#### [WHAT THE EXERCISE ASKS]
Count how many lines hold the string "جعفر". Answer with that number and nothing more.

#### [RECORD EXCERPTS]
## start

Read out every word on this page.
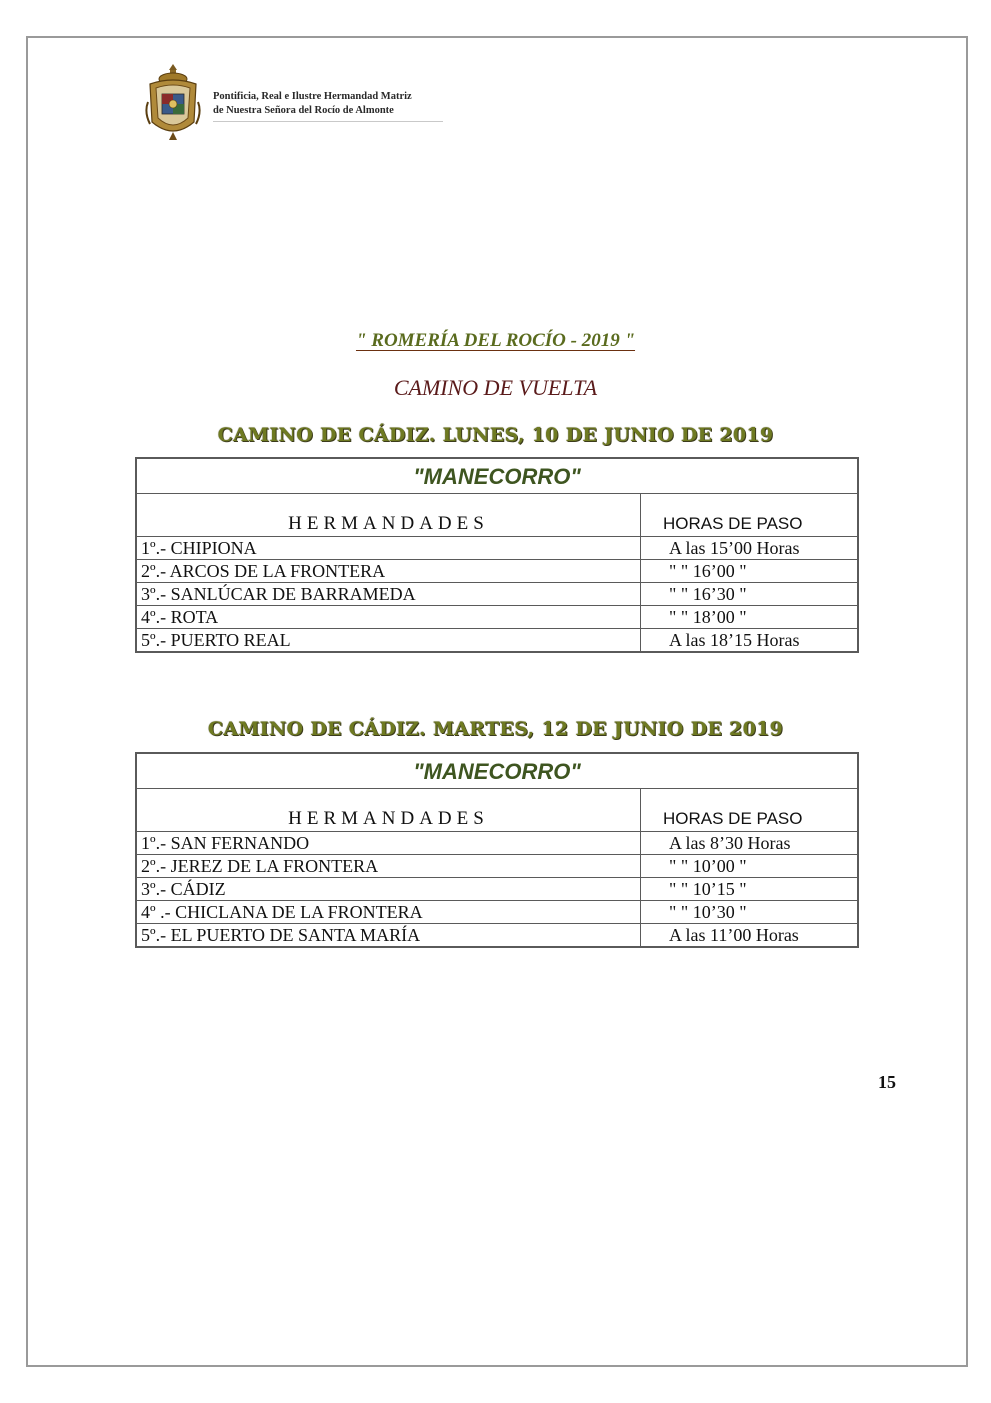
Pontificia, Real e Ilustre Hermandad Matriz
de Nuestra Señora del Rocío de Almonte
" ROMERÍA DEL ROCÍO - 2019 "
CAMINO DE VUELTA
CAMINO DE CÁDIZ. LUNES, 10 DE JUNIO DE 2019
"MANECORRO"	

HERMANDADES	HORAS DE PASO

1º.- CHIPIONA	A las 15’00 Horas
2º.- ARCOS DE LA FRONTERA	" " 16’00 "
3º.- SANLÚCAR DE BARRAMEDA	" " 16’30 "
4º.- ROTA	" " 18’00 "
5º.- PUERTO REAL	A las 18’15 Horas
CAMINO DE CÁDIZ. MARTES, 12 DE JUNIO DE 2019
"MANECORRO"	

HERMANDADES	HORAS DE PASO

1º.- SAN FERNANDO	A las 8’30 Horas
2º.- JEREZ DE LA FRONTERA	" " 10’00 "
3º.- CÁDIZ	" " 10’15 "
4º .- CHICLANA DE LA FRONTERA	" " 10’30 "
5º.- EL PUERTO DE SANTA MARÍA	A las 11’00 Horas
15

## end
## start

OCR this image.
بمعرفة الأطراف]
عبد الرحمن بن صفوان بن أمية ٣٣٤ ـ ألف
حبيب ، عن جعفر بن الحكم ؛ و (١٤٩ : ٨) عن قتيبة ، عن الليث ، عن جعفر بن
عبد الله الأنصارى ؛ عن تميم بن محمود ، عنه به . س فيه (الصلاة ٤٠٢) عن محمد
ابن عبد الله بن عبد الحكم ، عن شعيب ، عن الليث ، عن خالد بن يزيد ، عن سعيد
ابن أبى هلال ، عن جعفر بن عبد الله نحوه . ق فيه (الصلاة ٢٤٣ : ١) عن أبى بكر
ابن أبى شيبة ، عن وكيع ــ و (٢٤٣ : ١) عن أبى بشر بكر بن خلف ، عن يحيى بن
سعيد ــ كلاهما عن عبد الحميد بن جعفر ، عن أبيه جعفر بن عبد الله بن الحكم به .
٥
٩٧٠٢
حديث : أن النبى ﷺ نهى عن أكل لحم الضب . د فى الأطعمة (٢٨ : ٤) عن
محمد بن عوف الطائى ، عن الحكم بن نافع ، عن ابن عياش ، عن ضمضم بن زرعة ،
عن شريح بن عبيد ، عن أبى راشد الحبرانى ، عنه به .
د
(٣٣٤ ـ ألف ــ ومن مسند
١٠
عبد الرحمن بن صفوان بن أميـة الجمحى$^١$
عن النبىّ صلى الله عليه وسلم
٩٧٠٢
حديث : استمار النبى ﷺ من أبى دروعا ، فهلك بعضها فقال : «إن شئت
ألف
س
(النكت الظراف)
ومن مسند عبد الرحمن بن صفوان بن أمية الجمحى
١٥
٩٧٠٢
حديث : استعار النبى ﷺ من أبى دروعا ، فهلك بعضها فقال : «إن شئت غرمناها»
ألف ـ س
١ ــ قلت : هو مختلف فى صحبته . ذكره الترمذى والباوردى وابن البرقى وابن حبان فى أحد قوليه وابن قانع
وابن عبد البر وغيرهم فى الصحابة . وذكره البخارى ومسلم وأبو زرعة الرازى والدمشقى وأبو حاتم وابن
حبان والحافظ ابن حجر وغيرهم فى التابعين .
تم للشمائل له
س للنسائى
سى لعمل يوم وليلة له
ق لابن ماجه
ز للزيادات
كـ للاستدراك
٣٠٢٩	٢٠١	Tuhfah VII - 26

## end

#### [OUTPUT FOR THIS TASK]
3